» **Task 1**
Reproduce the records below verbatim, from their first line through the line containing "bar — [1775, 442, 1800, 580]", with both of those lines included.

» **Document**
|---|

Parses your function into an Abstract Syntax Tree (AST)
Discovers dependencies using inspect.getclosurevars()
Recursively fingerprints all transitive dependencies
Hashes the result for fast comparison

What Gets Tracked¶

Pattern	Tracked?	How
Same-module helpers	Yes	`getclosurevars()` discovers reference
Module imports	Yes	AST scanning for attribute access
Class definitions	Yes	Full class AST hashed
StageParams subclasses	Yes	Type hint analysis + full class AST + Pydantic field defaults + `default_factory` functions
Custom loaders	Yes	Loader class AST hashed via type hint analysis
Global constants	Yes (value)	`getclosurevars()` + `repr()`
Closure variables	Yes (structure)	`getclosurevars()` captures binding
Default arguments	Yes	Captured in function signature
`functools.partial`	Yes	Bound args + underlying function

Note: While class AST is hashed (capturing method bodies and structure), runtime values of class-level variables are not tracked unless they're Pydantic model field defaults.

For Pydantic models, both static defaults and default_factory functions are tracked:

Static defaults (e.g., threshold: float = 0.5): The value is hashed via repr()
Factory functions (e.g., items: list[str] = Field(default_factory=list)): The factory function's AST is hashed, so changes to the factory logic trigger re-runs

Normalization¶

AST normalization ensures stable hashing:

Function names → Normalized to "func"
Docstrings → Removed
Whitespace → Ignored (AST doesn't capture it)

|---|

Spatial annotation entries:
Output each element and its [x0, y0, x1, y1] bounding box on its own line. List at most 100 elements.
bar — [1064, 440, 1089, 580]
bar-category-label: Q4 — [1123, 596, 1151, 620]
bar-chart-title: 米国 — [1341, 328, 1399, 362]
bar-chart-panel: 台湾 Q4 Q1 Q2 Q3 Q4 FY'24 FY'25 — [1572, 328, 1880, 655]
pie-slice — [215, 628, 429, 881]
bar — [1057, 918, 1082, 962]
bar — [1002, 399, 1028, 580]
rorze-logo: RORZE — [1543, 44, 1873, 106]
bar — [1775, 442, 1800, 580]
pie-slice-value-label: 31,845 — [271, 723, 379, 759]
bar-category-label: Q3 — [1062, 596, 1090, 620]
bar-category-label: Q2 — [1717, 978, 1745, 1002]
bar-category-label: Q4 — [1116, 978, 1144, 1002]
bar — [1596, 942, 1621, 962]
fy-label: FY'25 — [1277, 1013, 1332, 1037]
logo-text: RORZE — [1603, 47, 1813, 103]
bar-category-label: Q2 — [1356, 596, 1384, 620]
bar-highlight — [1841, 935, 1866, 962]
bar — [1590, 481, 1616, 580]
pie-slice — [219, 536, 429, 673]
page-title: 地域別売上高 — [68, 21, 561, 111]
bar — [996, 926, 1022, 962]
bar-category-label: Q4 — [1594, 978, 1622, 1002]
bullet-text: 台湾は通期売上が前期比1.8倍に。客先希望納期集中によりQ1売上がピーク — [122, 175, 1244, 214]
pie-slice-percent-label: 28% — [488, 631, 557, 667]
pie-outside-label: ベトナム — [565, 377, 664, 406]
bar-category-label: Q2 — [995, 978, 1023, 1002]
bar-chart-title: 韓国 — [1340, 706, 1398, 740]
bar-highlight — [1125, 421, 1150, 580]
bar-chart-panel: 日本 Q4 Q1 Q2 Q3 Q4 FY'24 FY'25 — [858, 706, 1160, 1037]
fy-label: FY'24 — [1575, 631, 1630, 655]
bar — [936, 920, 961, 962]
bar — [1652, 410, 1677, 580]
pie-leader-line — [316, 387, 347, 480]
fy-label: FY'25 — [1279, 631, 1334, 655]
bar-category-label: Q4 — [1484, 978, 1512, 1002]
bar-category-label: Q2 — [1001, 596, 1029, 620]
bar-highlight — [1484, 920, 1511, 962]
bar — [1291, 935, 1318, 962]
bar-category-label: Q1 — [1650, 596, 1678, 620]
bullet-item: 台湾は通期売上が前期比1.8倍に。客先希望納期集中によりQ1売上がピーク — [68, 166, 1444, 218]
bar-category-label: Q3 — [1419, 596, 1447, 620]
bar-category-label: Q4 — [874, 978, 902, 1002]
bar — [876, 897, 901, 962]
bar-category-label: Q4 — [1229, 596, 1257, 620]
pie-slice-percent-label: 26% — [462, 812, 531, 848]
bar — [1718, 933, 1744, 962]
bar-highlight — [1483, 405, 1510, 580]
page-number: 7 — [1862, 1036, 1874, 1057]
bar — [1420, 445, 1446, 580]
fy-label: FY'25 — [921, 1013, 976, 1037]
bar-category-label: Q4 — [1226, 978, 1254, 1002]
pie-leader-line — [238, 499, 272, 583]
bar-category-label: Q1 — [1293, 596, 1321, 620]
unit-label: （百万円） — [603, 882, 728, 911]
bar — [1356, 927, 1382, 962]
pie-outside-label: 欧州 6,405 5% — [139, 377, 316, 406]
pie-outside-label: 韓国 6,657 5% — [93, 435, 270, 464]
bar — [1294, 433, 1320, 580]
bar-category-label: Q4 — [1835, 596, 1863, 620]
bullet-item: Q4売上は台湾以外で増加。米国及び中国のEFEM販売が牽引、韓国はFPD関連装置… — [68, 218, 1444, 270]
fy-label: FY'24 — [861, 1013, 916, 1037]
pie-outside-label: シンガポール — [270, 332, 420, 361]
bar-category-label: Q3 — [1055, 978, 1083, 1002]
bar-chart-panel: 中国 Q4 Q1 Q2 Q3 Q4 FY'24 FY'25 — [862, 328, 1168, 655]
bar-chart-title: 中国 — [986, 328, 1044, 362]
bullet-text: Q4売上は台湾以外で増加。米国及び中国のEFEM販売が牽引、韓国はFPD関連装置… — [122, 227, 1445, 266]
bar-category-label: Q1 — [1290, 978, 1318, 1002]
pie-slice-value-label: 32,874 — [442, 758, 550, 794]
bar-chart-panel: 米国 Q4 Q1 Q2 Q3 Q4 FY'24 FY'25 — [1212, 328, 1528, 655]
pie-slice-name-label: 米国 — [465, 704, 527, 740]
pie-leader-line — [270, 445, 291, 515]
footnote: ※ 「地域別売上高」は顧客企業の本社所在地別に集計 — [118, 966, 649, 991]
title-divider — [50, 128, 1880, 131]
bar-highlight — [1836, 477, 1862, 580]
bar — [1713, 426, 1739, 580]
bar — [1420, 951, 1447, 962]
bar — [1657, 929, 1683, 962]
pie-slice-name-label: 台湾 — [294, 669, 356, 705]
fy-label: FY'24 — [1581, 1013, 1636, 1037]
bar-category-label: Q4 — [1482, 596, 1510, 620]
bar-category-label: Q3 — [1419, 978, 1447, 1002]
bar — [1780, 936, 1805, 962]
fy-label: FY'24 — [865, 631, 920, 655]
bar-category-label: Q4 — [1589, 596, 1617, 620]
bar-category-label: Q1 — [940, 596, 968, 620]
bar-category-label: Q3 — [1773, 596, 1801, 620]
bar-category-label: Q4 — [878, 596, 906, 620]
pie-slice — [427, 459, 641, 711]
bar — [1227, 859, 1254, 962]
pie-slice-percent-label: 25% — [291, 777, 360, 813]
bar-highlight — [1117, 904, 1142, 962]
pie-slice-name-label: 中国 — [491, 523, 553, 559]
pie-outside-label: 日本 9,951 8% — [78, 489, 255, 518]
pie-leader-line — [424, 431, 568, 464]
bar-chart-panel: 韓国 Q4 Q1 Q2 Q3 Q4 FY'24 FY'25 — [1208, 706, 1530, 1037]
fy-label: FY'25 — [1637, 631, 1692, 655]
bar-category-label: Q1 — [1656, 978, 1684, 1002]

|---|

» **Task 2**
Answer each question from the function fingerprinting text above, one per line.
(a) What are function names normalized to?
(b) How are default arguments tracked?
(c) For Pydantic factory functions, what is hashed?

» **Final result 1**
Output each element and its [x0, y0, x1, y1] bounding box on its own line. List at most 100 elements.
bar — [1064, 440, 1089, 580]
bar-category-label: Q4 — [1123, 596, 1151, 620]
bar-chart-title: 米国 — [1341, 328, 1399, 362]
bar-chart-panel: 台湾 Q4 Q1 Q2 Q3 Q4 FY'24 FY'25 — [1572, 328, 1880, 655]
pie-slice — [215, 628, 429, 881]
bar — [1057, 918, 1082, 962]
bar — [1002, 399, 1028, 580]
rorze-logo: RORZE — [1543, 44, 1873, 106]
bar — [1775, 442, 1800, 580]

» **Final result 2**
(a) "func"
(b) They are captured in the function signature.
(c) The factory function's AST.